● Task goal: Look through the records below and collect all lines that hold the string "Xeon".
==*==
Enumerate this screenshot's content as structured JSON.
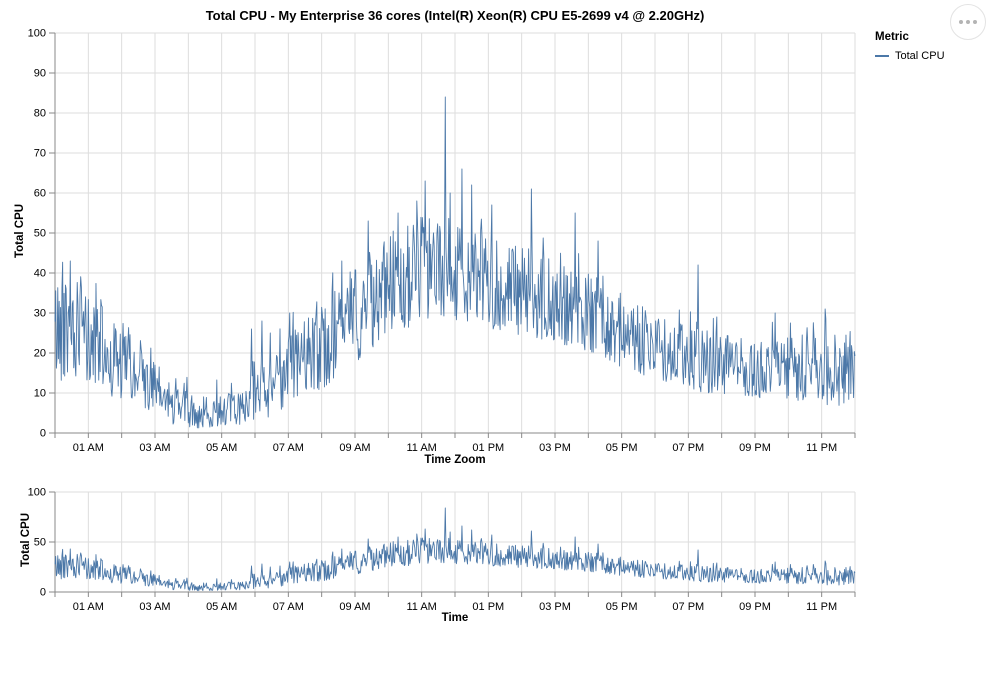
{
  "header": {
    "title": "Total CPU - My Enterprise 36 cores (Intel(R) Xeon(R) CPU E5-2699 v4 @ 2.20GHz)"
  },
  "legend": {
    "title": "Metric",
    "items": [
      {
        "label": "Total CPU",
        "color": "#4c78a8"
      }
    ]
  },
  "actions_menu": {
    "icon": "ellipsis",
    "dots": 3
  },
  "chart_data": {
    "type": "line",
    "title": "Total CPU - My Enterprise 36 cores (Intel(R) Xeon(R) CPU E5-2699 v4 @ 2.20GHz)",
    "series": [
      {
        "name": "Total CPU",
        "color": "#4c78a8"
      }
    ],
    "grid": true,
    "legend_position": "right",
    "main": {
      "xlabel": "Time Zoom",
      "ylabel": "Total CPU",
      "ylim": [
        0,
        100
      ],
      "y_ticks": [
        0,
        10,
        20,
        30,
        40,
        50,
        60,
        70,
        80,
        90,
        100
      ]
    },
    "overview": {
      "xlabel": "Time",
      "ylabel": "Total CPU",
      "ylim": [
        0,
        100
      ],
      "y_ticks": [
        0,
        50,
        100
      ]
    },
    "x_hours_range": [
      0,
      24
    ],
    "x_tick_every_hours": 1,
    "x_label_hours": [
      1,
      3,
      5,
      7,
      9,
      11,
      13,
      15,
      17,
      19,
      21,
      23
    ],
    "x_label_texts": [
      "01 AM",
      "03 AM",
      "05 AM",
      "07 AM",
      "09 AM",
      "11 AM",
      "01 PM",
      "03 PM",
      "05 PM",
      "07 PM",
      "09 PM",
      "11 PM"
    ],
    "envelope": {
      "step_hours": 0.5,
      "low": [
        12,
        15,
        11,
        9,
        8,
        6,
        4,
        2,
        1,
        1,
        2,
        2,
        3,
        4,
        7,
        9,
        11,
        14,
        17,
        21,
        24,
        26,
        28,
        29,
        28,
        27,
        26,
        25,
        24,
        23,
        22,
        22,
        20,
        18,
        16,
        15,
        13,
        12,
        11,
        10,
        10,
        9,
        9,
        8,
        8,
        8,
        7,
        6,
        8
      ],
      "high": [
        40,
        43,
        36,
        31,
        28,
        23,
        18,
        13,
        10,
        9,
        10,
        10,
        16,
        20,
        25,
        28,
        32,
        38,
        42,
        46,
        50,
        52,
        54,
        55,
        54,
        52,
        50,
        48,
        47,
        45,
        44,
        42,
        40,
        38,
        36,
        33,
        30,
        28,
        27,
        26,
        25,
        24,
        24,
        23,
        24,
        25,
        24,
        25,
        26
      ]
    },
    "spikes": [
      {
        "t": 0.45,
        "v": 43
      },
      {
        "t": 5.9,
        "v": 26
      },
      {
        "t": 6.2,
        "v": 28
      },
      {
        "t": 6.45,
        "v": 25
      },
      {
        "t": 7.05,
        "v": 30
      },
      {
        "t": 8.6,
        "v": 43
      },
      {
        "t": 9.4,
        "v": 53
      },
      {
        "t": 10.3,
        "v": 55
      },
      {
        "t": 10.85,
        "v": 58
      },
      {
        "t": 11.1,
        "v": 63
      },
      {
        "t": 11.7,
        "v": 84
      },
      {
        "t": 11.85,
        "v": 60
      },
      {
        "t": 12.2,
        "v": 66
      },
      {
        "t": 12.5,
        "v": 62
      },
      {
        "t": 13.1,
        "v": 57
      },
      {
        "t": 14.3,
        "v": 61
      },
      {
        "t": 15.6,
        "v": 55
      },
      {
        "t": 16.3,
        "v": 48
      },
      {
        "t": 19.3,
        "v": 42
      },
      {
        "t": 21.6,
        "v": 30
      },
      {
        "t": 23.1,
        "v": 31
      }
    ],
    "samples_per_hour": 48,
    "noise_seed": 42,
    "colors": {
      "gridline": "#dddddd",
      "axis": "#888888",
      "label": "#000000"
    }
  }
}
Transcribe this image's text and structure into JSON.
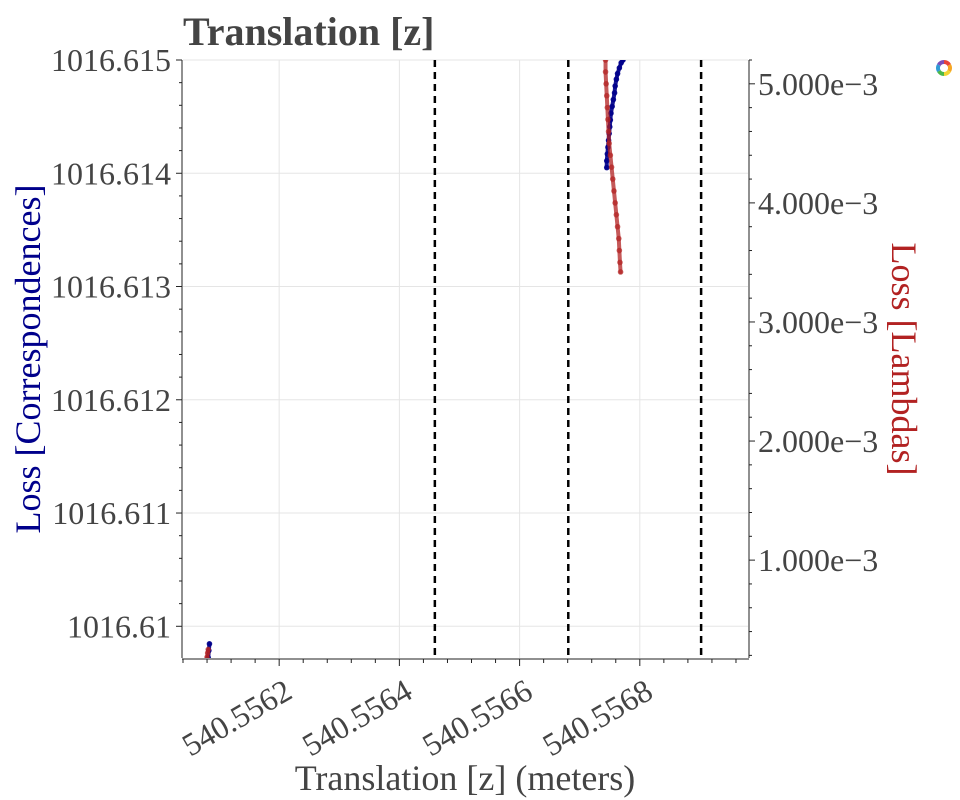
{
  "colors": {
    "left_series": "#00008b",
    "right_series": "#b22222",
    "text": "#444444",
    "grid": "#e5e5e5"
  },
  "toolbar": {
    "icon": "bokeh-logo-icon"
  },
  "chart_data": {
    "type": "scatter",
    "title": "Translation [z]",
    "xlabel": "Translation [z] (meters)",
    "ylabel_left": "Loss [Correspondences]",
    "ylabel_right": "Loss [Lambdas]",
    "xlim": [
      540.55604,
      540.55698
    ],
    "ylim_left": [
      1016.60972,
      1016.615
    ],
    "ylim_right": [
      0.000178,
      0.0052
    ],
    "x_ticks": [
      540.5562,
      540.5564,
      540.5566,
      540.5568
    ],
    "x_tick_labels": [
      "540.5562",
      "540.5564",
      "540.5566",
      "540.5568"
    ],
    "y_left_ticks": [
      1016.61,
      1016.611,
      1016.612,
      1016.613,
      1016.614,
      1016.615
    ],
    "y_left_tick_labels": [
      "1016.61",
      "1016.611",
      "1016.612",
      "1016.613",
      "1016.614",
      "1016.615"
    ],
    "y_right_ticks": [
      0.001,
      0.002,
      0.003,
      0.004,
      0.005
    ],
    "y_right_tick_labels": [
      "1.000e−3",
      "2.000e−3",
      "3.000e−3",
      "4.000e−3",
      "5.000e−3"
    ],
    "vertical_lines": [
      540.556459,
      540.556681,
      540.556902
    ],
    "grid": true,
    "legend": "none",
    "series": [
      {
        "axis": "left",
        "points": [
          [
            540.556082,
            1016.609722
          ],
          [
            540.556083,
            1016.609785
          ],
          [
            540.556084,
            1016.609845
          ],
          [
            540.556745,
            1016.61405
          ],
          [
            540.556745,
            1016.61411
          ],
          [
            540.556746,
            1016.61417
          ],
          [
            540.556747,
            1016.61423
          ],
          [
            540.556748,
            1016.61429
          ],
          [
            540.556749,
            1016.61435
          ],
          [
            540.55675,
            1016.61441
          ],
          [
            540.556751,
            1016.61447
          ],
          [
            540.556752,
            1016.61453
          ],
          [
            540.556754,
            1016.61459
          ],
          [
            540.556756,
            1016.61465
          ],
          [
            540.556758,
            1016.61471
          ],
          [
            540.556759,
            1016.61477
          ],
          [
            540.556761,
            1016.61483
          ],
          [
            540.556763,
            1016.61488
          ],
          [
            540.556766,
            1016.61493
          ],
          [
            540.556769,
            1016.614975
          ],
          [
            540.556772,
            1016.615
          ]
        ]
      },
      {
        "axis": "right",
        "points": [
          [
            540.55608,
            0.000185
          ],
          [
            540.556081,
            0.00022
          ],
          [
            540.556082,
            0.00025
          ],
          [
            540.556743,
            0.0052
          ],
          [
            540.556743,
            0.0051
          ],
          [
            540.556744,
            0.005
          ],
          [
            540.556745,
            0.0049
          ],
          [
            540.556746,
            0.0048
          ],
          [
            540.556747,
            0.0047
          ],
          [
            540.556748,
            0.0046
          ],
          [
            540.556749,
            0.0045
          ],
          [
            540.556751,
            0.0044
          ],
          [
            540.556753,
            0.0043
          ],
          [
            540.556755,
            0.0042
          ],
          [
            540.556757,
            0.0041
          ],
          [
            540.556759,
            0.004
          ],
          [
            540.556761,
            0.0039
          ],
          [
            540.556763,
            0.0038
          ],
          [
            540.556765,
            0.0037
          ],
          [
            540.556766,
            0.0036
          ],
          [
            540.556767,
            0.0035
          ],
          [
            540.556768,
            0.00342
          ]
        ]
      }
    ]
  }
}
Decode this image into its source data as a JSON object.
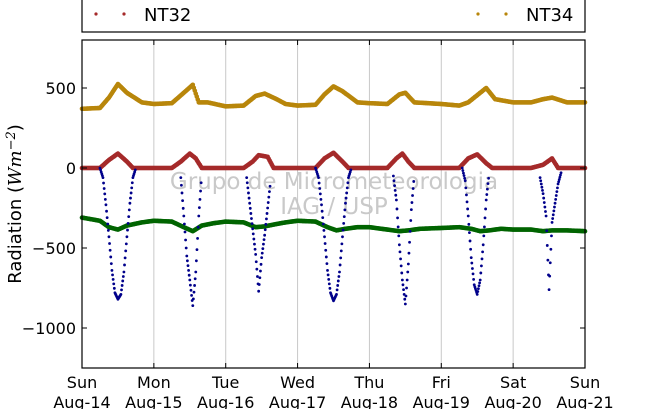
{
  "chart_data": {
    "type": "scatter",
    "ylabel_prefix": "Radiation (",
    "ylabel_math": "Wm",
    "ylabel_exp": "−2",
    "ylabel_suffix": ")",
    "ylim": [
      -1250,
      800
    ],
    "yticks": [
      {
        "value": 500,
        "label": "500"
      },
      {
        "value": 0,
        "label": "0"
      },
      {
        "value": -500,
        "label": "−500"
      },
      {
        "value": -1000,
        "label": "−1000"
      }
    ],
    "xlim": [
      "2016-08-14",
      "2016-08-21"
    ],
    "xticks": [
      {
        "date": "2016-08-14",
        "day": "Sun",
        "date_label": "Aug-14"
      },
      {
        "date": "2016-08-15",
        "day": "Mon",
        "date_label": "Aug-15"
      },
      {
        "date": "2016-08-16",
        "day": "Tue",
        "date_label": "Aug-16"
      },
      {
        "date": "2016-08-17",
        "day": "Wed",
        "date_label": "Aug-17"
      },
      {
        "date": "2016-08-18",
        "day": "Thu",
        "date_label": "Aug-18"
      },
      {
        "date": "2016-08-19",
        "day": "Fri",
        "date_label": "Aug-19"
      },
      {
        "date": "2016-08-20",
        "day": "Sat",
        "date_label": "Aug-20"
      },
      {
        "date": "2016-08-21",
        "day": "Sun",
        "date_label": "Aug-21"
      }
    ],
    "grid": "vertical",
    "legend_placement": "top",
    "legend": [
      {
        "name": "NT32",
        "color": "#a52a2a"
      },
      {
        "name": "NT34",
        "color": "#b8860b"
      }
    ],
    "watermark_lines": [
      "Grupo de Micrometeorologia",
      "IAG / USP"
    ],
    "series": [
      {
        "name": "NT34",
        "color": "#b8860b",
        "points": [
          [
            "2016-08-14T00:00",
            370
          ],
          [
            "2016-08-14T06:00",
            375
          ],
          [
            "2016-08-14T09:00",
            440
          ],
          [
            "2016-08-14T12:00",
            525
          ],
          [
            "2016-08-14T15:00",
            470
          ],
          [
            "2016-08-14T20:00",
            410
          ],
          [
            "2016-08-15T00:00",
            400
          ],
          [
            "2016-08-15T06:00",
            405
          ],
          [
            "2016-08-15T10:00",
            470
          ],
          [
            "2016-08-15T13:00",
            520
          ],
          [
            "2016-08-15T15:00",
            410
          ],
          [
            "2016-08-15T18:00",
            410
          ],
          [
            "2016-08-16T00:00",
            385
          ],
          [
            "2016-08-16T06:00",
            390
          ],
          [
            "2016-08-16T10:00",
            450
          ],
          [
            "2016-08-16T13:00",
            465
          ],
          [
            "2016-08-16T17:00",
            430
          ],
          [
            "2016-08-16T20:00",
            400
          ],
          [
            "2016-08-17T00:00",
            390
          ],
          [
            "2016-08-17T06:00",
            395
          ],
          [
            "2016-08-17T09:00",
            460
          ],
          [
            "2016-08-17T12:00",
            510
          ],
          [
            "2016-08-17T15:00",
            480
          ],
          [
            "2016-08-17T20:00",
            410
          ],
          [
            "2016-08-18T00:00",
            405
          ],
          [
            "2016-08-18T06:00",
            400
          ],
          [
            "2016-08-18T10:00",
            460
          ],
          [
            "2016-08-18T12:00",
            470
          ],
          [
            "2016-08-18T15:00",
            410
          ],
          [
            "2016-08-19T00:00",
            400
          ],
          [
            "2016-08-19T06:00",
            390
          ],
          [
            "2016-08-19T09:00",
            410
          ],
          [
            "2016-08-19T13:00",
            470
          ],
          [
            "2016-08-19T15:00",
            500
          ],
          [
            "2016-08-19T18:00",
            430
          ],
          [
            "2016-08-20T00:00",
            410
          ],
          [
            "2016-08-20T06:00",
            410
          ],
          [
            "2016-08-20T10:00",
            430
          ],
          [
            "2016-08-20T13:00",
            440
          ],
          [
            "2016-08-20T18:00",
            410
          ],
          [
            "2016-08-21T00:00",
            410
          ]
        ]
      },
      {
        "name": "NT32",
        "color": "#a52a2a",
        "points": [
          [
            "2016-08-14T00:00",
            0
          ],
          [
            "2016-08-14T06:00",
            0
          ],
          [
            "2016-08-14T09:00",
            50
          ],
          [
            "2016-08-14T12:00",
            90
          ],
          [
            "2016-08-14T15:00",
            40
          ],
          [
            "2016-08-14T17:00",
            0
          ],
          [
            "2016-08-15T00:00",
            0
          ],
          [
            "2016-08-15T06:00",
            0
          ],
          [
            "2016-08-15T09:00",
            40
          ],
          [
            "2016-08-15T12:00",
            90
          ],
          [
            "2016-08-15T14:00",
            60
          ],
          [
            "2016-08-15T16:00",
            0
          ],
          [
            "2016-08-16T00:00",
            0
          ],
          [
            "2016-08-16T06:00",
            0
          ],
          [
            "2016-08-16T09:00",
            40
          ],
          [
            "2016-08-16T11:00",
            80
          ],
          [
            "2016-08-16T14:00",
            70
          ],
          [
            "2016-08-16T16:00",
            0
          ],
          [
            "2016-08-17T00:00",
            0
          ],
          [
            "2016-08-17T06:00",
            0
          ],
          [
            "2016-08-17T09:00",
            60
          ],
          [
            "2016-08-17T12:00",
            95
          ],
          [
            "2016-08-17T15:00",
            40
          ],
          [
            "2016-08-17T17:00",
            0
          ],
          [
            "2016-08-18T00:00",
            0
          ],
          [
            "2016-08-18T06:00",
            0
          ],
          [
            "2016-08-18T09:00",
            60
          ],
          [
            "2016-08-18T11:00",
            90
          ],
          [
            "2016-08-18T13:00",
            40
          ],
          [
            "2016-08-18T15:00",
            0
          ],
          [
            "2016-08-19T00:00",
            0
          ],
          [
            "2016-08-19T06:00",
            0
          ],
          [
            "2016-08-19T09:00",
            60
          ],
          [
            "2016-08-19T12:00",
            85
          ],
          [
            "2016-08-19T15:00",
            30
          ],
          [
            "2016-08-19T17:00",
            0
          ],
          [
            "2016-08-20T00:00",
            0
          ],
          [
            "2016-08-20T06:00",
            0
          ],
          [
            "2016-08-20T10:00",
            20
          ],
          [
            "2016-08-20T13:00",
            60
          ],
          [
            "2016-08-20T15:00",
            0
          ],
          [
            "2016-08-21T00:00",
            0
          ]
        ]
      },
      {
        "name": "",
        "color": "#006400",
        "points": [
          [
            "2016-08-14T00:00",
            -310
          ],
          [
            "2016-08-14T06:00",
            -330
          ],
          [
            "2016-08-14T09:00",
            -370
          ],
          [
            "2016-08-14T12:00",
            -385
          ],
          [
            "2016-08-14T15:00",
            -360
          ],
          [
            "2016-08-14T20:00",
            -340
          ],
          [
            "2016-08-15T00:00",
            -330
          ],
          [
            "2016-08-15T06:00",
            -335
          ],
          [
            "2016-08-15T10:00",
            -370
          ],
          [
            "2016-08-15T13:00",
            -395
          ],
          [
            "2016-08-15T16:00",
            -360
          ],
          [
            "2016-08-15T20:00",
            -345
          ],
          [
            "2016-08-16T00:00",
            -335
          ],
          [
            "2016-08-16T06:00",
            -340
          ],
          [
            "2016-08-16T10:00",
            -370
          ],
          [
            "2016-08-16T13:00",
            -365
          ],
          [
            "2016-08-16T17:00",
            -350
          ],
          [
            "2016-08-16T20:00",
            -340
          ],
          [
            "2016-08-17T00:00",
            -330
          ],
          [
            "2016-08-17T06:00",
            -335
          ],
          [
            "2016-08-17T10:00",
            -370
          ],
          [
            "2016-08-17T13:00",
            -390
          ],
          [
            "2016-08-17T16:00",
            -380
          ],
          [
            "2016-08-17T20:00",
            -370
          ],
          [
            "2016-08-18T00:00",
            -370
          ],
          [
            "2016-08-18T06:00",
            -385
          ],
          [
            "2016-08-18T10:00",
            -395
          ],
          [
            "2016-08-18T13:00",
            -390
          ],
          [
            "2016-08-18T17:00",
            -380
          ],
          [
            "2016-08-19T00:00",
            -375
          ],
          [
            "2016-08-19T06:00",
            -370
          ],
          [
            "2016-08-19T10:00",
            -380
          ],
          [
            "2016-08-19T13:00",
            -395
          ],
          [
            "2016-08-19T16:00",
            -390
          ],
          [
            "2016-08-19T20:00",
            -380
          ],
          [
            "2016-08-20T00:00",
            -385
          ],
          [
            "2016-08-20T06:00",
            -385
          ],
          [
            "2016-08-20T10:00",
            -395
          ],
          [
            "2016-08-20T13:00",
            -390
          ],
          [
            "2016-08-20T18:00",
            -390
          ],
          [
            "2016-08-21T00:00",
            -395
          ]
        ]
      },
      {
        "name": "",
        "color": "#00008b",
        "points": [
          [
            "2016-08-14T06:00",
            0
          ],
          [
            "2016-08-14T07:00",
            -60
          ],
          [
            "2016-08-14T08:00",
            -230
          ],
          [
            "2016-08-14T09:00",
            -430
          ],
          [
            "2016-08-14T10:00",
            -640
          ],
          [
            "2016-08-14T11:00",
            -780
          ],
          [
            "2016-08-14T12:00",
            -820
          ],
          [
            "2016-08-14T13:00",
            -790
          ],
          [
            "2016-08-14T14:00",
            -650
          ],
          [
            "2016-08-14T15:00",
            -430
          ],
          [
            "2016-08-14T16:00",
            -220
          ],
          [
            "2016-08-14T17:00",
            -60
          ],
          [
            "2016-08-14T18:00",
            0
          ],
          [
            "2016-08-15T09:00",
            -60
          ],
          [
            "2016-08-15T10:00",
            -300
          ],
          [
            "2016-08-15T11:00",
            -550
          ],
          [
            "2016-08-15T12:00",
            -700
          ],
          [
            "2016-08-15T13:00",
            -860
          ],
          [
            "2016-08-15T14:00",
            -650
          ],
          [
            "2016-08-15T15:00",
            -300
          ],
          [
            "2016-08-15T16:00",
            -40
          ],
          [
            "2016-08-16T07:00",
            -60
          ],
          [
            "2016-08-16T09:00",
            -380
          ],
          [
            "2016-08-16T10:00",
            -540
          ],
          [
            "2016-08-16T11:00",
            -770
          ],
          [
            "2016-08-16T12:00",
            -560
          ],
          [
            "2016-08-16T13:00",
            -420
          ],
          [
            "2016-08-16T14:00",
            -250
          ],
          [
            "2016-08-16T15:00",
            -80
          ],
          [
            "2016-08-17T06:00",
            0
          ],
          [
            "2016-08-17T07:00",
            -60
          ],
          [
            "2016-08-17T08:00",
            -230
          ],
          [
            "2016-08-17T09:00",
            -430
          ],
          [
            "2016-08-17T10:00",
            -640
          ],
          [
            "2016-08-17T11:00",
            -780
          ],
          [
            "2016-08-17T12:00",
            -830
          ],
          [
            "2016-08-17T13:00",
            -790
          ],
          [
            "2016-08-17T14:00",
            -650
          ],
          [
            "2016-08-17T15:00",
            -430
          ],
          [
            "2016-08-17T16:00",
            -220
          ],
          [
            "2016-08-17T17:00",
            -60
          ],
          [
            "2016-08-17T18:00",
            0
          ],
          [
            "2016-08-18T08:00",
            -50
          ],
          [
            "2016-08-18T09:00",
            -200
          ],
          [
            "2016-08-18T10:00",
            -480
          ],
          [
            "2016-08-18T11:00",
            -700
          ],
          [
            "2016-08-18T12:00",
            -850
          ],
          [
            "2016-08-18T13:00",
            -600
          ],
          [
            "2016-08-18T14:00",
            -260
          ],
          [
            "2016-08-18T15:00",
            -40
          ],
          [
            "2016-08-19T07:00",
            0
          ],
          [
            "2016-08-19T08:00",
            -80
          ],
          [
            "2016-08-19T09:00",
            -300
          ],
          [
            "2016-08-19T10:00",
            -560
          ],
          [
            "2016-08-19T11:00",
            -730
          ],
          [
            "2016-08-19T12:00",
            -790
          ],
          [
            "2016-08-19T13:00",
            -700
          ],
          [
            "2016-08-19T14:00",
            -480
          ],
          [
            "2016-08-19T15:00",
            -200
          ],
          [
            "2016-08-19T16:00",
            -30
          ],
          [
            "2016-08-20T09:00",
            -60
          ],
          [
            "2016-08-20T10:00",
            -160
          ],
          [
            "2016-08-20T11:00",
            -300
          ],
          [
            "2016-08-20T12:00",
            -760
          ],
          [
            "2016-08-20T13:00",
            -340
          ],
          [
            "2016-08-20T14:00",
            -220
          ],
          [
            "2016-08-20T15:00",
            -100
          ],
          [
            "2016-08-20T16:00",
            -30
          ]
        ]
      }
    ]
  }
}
==*==
● Answer to this task:
    "title": "Total CPU - My Enterprise 36 cores (Intel(R) Xeon(R) CPU E5-2699 v4 @ 2.20GHz)"
    "title": "Total CPU - My Enterprise 36 cores (Intel(R) Xeon(R) CPU E5-2699 v4 @ 2.20GHz)",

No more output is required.